[start of MATERIAL]

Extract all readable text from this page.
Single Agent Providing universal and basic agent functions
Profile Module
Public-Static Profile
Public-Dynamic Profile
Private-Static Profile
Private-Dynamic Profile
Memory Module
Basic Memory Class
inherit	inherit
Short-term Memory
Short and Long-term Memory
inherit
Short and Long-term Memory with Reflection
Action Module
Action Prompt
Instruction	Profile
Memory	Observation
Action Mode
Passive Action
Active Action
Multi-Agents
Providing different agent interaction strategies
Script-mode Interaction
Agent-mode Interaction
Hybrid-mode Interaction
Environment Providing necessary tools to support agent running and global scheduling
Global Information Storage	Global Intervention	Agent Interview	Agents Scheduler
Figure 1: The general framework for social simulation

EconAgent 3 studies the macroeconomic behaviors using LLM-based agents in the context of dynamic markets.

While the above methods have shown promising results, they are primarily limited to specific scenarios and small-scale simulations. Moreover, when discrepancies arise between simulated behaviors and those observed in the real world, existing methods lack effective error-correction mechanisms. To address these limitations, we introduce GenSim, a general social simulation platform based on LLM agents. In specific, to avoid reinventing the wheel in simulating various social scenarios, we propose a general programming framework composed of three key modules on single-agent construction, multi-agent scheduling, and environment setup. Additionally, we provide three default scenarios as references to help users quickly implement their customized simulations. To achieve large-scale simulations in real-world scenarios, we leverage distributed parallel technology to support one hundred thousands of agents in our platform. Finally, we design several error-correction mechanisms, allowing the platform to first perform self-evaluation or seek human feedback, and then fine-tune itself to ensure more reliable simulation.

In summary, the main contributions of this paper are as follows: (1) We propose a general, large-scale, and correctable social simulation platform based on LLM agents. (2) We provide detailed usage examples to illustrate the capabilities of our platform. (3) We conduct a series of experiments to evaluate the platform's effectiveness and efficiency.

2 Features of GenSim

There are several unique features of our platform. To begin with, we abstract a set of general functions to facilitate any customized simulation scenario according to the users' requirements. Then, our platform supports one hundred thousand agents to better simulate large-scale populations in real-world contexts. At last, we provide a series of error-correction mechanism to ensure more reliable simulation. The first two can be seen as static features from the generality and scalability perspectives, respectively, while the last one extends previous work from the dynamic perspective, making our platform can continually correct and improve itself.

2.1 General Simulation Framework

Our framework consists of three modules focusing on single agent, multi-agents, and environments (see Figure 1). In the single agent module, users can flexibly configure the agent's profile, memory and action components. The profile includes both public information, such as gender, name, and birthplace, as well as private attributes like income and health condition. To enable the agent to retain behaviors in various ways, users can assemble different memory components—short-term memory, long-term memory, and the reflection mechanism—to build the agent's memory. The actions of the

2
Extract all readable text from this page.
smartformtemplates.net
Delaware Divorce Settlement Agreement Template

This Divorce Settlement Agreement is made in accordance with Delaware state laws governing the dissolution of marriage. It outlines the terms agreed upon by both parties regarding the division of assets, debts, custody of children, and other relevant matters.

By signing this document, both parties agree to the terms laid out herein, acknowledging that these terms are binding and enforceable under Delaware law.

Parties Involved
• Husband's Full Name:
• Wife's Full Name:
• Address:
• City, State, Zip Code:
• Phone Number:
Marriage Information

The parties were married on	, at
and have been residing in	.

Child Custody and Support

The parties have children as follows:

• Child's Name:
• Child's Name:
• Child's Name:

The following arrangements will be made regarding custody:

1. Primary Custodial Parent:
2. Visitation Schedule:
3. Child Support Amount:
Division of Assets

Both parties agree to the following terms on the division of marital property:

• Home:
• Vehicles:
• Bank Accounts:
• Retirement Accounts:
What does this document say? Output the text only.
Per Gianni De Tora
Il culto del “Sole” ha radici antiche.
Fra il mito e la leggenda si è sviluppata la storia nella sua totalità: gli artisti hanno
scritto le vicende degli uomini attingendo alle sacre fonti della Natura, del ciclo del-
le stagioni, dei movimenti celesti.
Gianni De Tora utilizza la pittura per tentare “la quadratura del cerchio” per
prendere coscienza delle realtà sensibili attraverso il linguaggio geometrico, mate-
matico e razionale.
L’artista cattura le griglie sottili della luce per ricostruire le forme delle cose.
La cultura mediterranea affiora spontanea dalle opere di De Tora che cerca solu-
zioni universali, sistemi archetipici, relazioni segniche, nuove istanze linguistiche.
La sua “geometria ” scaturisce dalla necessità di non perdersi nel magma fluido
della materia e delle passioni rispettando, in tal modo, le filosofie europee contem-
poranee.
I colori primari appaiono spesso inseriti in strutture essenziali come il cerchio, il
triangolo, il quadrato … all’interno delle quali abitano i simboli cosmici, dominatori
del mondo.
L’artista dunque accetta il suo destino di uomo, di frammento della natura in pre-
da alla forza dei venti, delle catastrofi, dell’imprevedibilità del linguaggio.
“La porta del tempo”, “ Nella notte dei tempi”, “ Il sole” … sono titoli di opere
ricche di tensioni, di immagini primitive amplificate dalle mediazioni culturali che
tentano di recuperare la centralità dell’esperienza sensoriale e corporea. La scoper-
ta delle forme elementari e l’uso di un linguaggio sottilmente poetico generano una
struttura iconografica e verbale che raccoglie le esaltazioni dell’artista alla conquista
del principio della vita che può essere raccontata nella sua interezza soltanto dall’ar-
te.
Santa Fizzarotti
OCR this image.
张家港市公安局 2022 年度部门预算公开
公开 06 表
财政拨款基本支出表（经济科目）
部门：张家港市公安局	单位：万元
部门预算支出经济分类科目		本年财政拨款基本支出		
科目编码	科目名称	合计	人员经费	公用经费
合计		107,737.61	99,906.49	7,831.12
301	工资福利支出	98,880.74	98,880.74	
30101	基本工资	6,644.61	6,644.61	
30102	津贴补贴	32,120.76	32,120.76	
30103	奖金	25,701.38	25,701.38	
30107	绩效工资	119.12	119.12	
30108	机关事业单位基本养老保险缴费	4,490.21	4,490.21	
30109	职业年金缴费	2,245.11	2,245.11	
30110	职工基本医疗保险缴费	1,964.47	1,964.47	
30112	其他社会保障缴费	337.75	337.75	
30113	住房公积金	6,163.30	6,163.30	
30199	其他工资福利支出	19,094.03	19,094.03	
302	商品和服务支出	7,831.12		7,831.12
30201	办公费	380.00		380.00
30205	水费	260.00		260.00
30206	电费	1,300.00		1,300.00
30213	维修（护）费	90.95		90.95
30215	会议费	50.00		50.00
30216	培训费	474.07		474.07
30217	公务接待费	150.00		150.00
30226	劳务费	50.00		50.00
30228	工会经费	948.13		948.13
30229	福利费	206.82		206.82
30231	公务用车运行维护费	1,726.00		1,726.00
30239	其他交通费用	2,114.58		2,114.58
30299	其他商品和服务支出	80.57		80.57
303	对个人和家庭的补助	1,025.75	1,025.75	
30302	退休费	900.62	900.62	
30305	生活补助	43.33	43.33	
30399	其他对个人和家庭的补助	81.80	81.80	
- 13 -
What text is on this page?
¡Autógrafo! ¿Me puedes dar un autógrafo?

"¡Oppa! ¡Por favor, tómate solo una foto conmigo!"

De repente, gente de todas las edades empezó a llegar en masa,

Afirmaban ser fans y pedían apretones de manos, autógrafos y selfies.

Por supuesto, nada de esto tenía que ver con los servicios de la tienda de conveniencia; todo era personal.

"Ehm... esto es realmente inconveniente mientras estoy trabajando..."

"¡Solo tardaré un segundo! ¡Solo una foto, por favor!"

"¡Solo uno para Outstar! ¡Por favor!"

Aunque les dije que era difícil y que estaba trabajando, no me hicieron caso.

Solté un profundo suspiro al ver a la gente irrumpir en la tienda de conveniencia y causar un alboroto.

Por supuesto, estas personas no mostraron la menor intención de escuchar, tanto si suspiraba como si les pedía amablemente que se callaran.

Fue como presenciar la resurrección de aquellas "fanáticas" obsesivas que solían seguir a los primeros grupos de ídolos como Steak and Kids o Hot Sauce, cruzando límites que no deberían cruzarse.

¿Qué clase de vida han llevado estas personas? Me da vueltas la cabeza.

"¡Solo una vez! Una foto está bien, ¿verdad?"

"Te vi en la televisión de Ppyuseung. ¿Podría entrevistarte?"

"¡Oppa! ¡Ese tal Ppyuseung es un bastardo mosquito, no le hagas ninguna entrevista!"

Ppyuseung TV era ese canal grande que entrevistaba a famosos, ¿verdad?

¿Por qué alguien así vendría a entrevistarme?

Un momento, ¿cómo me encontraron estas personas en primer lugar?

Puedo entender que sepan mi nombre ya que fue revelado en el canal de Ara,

[end of MATERIAL]

● **WHAT IS NEEDED**:
In the listing, find each line with the string "social" and copy it.

● **FULL RESPONSE**:
Figure 1: The general framework for social simulation
While the above methods have shown promising results, they are primarily limited to specific scenarios and small-scale simulations. Moreover, when discrepancies arise between simulated behaviors and those observed in the real world, existing methods lack effective error-correction mechanisms. To address these limitations, we introduce GenSim, a general social simulation platform based on LLM agents. In specific, to avoid reinventing the wheel in simulating various social scenarios, we propose a general programming framework composed of three key modules on single-agent construction, multi-agent scheduling, and environment setup. Additionally, we provide three default scenarios as references to help users quickly implement their customized simulations. To achieve large-scale simulations in real-world scenarios, we leverage distributed parallel technology to support one hundred thousands of agents in our platform. Finally, we design several error-correction mechanisms, allowing the platform to first perform self-evaluation or seek human feedback, and then fine-tune itself to ensure more reliable simulation.
In summary, the main contributions of this paper are as follows: (1) We propose a general, large-scale, and correctable social simulation platform based on LLM agents. (2) We provide detailed usage examples to illustrate the capabilities of our platform. (3) We conduct a series of experiments to evaluate the platform's effectiveness and efficiency.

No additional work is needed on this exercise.